§ Given problem:
Exact reproduction is required for all entries.

§ Given data:
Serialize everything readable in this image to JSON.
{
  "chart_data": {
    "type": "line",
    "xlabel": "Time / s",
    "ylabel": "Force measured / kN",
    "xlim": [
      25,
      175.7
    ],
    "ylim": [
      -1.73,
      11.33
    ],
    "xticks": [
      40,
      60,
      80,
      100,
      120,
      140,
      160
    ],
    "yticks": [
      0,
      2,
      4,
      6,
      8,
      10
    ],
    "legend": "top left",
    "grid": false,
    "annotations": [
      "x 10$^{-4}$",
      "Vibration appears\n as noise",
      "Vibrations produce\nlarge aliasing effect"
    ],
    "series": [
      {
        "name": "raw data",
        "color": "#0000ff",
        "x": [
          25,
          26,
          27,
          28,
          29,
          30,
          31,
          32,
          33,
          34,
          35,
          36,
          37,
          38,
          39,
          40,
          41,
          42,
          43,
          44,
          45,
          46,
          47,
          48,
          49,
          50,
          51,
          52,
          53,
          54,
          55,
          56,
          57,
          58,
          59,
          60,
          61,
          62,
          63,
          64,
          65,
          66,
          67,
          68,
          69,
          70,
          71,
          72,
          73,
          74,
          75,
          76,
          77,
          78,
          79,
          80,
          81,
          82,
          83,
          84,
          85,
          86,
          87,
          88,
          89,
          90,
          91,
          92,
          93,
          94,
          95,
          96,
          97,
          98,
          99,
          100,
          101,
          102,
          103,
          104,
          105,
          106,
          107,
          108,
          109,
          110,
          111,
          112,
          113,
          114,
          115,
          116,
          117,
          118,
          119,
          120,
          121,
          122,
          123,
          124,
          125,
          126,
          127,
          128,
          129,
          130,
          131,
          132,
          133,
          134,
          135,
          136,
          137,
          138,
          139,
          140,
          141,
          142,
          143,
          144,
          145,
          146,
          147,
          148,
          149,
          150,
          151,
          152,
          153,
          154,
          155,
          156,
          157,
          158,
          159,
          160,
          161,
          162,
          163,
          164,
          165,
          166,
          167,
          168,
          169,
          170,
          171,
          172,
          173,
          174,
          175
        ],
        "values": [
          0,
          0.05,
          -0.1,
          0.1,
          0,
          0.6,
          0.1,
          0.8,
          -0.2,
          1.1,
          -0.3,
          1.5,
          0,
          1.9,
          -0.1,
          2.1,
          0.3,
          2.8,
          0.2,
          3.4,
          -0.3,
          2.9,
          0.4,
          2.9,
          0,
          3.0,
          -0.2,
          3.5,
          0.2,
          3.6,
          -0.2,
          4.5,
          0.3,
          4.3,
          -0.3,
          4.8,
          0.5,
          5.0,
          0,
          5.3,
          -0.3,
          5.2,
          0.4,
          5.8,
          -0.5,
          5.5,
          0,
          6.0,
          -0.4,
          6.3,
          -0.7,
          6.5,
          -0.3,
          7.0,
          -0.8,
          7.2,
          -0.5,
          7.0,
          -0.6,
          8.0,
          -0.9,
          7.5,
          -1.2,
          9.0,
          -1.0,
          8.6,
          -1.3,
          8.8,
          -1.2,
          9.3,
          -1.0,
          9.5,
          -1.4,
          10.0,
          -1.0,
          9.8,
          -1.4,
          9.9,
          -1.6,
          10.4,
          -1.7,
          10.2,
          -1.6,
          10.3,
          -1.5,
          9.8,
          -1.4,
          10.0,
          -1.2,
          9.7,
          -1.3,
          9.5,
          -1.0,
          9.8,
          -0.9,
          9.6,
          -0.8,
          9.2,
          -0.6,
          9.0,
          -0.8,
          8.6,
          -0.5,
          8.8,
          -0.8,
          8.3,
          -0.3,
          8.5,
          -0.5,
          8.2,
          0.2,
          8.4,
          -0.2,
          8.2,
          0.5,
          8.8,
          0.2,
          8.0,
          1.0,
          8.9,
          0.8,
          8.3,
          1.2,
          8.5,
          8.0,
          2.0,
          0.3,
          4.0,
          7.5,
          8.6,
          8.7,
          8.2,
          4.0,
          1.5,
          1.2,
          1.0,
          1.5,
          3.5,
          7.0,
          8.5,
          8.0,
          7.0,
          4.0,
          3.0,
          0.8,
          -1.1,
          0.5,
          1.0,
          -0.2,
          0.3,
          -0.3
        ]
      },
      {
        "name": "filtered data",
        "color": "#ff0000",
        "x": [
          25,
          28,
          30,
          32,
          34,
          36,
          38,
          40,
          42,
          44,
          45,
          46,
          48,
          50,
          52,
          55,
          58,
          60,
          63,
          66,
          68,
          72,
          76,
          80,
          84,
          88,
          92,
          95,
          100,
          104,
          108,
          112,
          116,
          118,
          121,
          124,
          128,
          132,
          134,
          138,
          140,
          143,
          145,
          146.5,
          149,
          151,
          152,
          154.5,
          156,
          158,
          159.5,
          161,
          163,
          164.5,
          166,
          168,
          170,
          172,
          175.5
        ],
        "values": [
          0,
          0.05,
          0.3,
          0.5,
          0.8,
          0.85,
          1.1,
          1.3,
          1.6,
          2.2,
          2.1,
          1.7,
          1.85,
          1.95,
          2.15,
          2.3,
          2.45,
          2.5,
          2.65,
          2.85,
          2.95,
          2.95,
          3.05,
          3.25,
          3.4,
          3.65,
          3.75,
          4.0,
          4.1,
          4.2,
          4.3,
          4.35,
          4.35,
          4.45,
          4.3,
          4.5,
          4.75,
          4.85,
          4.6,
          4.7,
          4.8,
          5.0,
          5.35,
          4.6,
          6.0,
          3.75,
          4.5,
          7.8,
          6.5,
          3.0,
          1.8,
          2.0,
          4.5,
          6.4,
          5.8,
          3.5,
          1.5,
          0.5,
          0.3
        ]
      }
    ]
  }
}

§ Response:
Serialize everything readable in this image to JSON.
{
  "chart_data": {
    "type": "line",
    "xlabel": "Time / s",
    "ylabel": "Force measured / kN",
    "xlim": [
      25,
      175.7
    ],
    "ylim": [
      -1.73,
      11.33
    ],
    "xticks": [
      40,
      60,
      80,
      100,
      120,
      140,
      160
    ],
    "yticks": [
      0,
      2,
      4,
      6,
      8,
      10
    ],
    "legend": "top left",
    "grid": false,
    "annotations": [
      "x 10$^{-4}$",
      "Vibration appears\n as noise",
      "Vibrations produce\nlarge aliasing effect"
    ],
    "series": [
      {
        "name": "raw data",
        "color": "#0000ff",
        "x": [
          25,
          26,
          27,
          28,
          29,
          30,
          31,
          32,
          33,
          34,
          35,
          36,
          37,
          38,
          39,
          40,
          41,
          42,
          43,
          44,
          45,
          46,
          47,
          48,
          49,
          50,
          51,
          52,
          53,
          54,
          55,
          56,
          57,
          58,
          59,
          60,
          61,
          62,
          63,
          64,
          65,
          66,
          67,
          68,
          69,
          70,
          71,
          72,
          73,
          74,
          75,
          76,
          77,
          78,
          79,
          80,
          81,
          82,
          83,
          84,
          85,
          86,
          87,
          88,
          89,
          90,
          91,
          92,
          93,
          94,
          95,
          96,
          97,
          98,
          99,
          100,
          101,
          102,
          103,
          104,
          105,
          106,
          107,
          108,
          109,
          110,
          111,
          112,
          113,
          114,
          115,
          116,
          117,
          118,
          119,
          120,
          121,
          122,
          123,
          124,
          125,
          126,
          127,
          128,
          129,
          130,
          131,
          132,
          133,
          134,
          135,
          136,
          137,
          138,
          139,
          140,
          141,
          142,
          143,
          144,
          145,
          146,
          147,
          148,
          149,
          150,
          151,
          152,
          153,
          154,
          155,
          156,
          157,
          158,
          159,
          160,
          161,
          162,
          163,
          164,
          165,
          166,
          167,
          168,
          169,
          170,
          171,
          172,
          173,
          174,
          175
        ],
        "values": [
          0,
          0.05,
          -0.1,
          0.1,
          0,
          0.6,
          0.1,
          0.8,
          -0.2,
          1.1,
          -0.3,
          1.5,
          0,
          1.9,
          -0.1,
          2.1,
          0.3,
          2.8,
          0.2,
          3.4,
          -0.3,
          2.9,
          0.4,
          2.9,
          0,
          3.0,
          -0.2,
          3.5,
          0.2,
          3.6,
          -0.2,
          4.5,
          0.3,
          4.3,
          -0.3,
          4.8,
          0.5,
          5.0,
          0,
          5.3,
          -0.3,
          5.2,
          0.4,
          5.8,
          -0.5,
          5.5,
          0,
          6.0,
          -0.4,
          6.3,
          -0.7,
          6.5,
          -0.3,
          7.0,
          -0.8,
          7.2,
          -0.5,
          7.0,
          -0.6,
          8.0,
          -0.9,
          7.5,
          -1.2,
          9.0,
          -1.0,
          8.6,
          -1.3,
          8.8,
          -1.2,
          9.3,
          -1.0,
          9.5,
          -1.4,
          10.0,
          -1.0,
          9.8,
          -1.4,
          9.9,
          -1.6,
          10.4,
          -1.7,
          10.2,
          -1.6,
          10.3,
          -1.5,
          9.8,
          -1.4,
          10.0,
          -1.2,
          9.7,
          -1.3,
          9.5,
          -1.0,
          9.8,
          -0.9,
          9.6,
          -0.8,
          9.2,
          -0.6,
          9.0,
          -0.8,
          8.6,
          -0.5,
          8.8,
          -0.8,
          8.3,
          -0.3,
          8.5,
          -0.5,
          8.2,
          0.2,
          8.4,
          -0.2,
          8.2,
          0.5,
          8.8,
          0.2,
          8.0,
          1.0,
          8.9,
          0.8,
          8.3,
          1.2,
          8.5,
          8.0,
          2.0,
          0.3,
          4.0,
          7.5,
          8.6,
          8.7,
          8.2,
          4.0,
          1.5,
          1.2,
          1.0,
          1.5,
          3.5,
          7.0,
          8.5,
          8.0,
          7.0,
          4.0,
          3.0,
          0.8,
          -1.1,
          0.5,
          1.0,
          -0.2,
          0.3,
          -0.3
        ]
      },
      {
        "name": "filtered data",
        "color": "#ff0000",
        "x": [
          25,
          28,
          30,
          32,
          34,
          36,
          38,
          40,
          42,
          44,
          45,
          46,
          48,
          50,
          52,
          55,
          58,
          60,
          63,
          66,
          68,
          72,
          76,
          80,
          84,
          88,
          92,
          95,
          100,
          104,
          108,
          112,
          116,
          118,
          121,
          124,
          128,
          132,
          134,
          138,
          140,
          143,
          145,
          146.5,
          149,
          151,
          152,
          154.5,
          156,
          158,
          159.5,
          161,
          163,
          164.5,
          166,
          168,
          170,
          172,
          175.5
        ],
        "values": [
          0,
          0.05,
          0.3,
          0.5,
          0.8,
          0.85,
          1.1,
          1.3,
          1.6,
          2.2,
          2.1,
          1.7,
          1.85,
          1.95,
          2.15,
          2.3,
          2.45,
          2.5,
          2.65,
          2.85,
          2.95,
          2.95,
          3.05,
          3.25,
          3.4,
          3.65,
          3.75,
          4.0,
          4.1,
          4.2,
          4.3,
          4.35,
          4.35,
          4.45,
          4.3,
          4.5,
          4.75,
          4.85,
          4.6,
          4.7,
          4.8,
          5.0,
          5.35,
          4.6,
          6.0,
          3.75,
          4.5,
          7.8,
          6.5,
          3.0,
          1.8,
          2.0,
          4.5,
          6.4,
          5.8,
          3.5,
          1.5,
          0.5,
          0.3
        ]
      }
    ]
  }
}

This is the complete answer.